● TASK STATEMENT
Using the data below, determine the number of lines that include the string "JSON". Write only that number.

● GIVEN ENTRIES
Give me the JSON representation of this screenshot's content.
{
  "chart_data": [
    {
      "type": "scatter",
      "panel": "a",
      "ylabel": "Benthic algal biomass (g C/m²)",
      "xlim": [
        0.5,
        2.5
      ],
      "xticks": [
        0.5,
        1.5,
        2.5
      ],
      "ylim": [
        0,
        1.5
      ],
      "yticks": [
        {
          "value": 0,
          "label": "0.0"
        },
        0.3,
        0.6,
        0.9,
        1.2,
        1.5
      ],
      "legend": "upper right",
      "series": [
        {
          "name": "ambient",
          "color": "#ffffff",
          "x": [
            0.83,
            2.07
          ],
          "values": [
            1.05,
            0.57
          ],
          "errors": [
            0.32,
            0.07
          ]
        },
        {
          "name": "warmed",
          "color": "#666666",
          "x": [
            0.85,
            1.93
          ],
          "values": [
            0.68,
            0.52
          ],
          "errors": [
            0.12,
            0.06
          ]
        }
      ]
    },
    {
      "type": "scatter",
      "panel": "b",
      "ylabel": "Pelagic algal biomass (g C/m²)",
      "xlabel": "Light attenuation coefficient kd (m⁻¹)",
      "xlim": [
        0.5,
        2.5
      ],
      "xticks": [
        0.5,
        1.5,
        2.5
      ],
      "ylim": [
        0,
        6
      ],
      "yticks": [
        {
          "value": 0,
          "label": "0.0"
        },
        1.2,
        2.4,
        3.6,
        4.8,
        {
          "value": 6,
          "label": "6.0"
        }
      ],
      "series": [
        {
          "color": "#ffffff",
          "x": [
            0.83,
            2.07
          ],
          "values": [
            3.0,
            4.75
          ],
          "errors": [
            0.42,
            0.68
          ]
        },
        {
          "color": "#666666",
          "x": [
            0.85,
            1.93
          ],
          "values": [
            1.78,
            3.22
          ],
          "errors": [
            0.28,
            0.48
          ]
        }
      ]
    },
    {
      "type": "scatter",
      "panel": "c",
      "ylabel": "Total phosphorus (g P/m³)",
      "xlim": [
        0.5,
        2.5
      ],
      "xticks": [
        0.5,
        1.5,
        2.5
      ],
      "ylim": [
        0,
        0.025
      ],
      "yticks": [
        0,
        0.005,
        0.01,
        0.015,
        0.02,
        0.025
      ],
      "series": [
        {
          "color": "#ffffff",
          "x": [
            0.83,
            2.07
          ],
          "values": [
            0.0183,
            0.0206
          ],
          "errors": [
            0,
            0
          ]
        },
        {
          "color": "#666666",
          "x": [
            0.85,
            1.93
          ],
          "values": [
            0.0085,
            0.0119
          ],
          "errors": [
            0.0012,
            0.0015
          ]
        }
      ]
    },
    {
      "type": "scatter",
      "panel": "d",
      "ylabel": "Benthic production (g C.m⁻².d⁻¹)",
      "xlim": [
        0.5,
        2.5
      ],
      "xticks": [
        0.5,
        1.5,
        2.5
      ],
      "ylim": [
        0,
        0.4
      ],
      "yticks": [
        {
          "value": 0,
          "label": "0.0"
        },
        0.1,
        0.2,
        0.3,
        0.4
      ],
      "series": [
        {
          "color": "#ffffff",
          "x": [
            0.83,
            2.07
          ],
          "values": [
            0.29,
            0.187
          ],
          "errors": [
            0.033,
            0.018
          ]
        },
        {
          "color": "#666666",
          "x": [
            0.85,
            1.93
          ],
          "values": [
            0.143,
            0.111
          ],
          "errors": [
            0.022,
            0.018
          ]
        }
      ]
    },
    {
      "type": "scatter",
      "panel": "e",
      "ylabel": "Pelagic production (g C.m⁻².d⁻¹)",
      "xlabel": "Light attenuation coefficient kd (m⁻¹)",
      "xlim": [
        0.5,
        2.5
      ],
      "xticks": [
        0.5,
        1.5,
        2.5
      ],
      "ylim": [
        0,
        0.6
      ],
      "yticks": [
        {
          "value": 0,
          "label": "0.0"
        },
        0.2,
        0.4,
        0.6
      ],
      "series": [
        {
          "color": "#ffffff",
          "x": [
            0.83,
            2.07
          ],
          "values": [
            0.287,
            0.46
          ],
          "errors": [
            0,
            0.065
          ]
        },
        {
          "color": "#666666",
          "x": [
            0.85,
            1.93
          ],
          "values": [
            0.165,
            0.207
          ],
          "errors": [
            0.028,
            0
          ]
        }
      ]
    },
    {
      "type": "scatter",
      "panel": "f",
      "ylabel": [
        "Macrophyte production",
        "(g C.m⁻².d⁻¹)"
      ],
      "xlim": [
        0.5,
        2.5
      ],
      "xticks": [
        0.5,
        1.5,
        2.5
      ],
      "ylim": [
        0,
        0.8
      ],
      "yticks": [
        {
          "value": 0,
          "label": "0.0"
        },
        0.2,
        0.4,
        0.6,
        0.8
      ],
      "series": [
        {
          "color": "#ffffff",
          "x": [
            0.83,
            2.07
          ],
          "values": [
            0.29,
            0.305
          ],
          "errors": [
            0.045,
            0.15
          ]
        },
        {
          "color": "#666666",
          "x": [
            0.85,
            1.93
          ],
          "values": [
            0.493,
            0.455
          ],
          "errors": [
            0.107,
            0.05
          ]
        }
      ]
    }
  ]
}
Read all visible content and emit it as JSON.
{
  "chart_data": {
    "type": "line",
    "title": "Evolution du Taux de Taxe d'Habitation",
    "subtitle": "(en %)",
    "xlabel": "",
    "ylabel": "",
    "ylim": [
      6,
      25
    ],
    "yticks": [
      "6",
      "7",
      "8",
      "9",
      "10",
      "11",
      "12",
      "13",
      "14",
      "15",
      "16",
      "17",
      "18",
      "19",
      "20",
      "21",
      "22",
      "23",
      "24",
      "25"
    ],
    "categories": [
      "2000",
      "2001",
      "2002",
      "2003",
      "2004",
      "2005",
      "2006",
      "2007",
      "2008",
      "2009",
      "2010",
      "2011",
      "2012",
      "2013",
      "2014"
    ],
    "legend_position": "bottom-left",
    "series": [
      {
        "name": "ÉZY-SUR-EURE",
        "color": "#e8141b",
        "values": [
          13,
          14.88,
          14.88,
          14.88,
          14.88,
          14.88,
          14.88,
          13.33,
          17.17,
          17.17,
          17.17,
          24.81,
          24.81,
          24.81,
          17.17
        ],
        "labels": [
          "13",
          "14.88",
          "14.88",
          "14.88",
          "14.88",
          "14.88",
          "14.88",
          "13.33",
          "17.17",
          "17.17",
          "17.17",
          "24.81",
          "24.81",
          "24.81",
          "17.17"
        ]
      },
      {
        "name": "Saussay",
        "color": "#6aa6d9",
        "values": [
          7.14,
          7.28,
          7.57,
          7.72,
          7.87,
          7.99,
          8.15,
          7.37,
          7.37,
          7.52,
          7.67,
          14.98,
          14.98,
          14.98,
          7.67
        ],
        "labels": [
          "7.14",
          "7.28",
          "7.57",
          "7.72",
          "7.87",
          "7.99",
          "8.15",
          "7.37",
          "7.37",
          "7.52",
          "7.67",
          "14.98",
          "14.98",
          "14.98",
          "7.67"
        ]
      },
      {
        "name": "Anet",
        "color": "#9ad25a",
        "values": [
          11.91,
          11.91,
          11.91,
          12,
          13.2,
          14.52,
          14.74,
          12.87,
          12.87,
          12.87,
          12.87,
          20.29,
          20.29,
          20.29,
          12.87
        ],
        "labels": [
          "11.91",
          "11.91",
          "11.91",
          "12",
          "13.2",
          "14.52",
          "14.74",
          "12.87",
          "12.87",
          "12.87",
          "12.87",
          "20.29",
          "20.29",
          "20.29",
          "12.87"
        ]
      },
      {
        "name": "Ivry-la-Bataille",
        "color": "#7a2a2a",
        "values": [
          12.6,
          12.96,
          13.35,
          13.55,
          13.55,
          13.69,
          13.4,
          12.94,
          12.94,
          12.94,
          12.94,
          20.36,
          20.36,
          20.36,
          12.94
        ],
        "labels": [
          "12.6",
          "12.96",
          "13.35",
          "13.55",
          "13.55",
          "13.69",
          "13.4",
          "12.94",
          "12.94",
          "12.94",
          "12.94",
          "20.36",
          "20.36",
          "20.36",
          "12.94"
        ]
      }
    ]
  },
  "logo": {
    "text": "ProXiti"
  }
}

---

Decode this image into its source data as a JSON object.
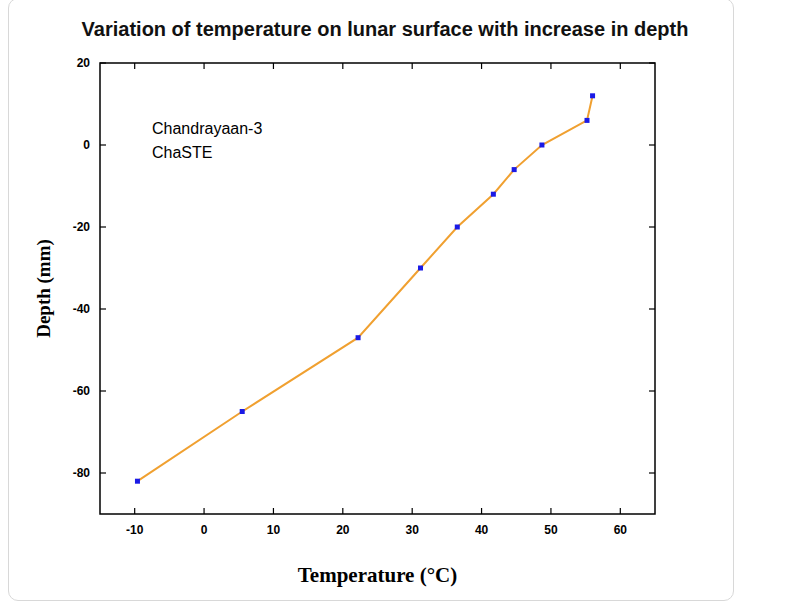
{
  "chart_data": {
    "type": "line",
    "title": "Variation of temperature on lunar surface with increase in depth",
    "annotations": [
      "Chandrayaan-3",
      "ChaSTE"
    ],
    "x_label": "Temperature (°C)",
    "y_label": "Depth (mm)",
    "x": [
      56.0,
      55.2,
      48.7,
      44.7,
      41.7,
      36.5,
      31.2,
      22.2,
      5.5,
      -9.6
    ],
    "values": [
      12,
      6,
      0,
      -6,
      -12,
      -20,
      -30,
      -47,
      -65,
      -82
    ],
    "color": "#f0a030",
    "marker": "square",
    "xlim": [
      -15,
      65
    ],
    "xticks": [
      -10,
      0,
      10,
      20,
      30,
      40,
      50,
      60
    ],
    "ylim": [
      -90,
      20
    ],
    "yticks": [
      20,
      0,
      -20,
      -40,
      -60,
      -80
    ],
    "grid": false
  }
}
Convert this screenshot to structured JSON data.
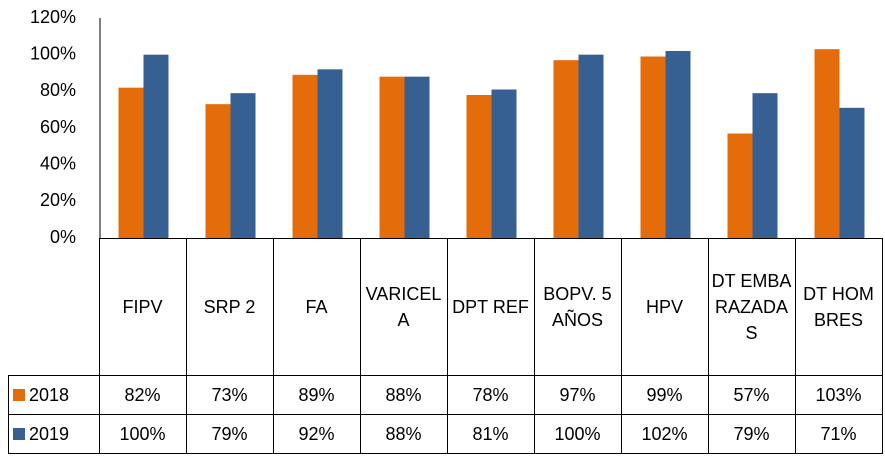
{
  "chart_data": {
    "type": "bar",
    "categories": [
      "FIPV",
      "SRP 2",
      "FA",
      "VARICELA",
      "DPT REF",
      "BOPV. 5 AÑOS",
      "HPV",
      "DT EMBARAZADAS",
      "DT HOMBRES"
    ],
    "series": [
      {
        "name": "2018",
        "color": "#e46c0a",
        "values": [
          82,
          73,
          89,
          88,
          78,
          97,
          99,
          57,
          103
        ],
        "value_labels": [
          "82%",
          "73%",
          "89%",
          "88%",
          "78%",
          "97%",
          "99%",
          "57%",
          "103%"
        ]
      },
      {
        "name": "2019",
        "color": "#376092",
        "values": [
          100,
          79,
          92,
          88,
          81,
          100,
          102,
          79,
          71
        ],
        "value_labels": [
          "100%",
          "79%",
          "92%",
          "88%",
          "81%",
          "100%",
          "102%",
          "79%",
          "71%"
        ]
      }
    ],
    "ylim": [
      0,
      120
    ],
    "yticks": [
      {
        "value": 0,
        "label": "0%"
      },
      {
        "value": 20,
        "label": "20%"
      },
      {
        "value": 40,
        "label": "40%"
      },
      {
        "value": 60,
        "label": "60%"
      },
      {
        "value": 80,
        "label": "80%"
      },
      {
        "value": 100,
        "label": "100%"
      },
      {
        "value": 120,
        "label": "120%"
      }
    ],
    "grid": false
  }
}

...

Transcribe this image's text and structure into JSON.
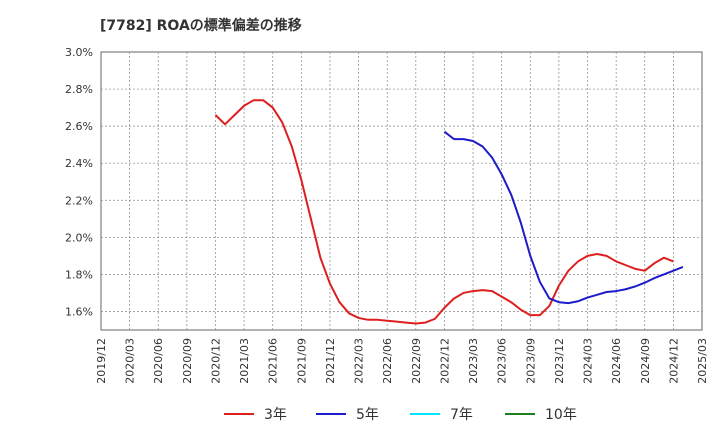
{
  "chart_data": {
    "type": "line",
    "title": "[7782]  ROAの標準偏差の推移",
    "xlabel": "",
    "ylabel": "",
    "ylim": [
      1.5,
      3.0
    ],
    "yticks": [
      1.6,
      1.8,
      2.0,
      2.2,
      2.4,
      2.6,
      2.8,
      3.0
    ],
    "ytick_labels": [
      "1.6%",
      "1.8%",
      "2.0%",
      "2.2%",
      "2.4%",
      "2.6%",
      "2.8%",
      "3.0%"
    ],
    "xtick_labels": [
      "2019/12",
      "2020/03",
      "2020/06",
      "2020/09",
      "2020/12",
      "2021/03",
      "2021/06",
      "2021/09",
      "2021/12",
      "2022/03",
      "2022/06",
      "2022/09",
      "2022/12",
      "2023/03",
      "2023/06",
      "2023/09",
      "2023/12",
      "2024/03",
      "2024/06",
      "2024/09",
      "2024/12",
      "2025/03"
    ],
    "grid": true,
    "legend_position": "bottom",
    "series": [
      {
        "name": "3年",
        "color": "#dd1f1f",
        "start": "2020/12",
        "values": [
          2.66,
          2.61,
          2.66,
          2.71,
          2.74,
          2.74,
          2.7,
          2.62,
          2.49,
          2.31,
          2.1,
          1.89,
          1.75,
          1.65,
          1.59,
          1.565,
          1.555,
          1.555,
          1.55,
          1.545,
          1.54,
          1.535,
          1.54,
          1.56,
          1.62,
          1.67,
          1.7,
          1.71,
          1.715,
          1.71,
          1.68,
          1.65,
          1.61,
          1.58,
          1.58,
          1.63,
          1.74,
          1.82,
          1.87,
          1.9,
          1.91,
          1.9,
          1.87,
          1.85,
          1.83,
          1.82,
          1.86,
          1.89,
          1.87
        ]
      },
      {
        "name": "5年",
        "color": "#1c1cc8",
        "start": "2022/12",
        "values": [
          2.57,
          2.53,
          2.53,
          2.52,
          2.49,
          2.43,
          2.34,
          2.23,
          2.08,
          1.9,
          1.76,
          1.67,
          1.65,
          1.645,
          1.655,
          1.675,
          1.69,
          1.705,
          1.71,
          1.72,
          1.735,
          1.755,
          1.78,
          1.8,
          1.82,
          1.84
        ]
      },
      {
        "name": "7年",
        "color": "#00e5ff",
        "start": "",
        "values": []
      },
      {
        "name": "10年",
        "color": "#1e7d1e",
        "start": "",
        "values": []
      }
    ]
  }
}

● SOLUTION FOR THIS PROBLEM
5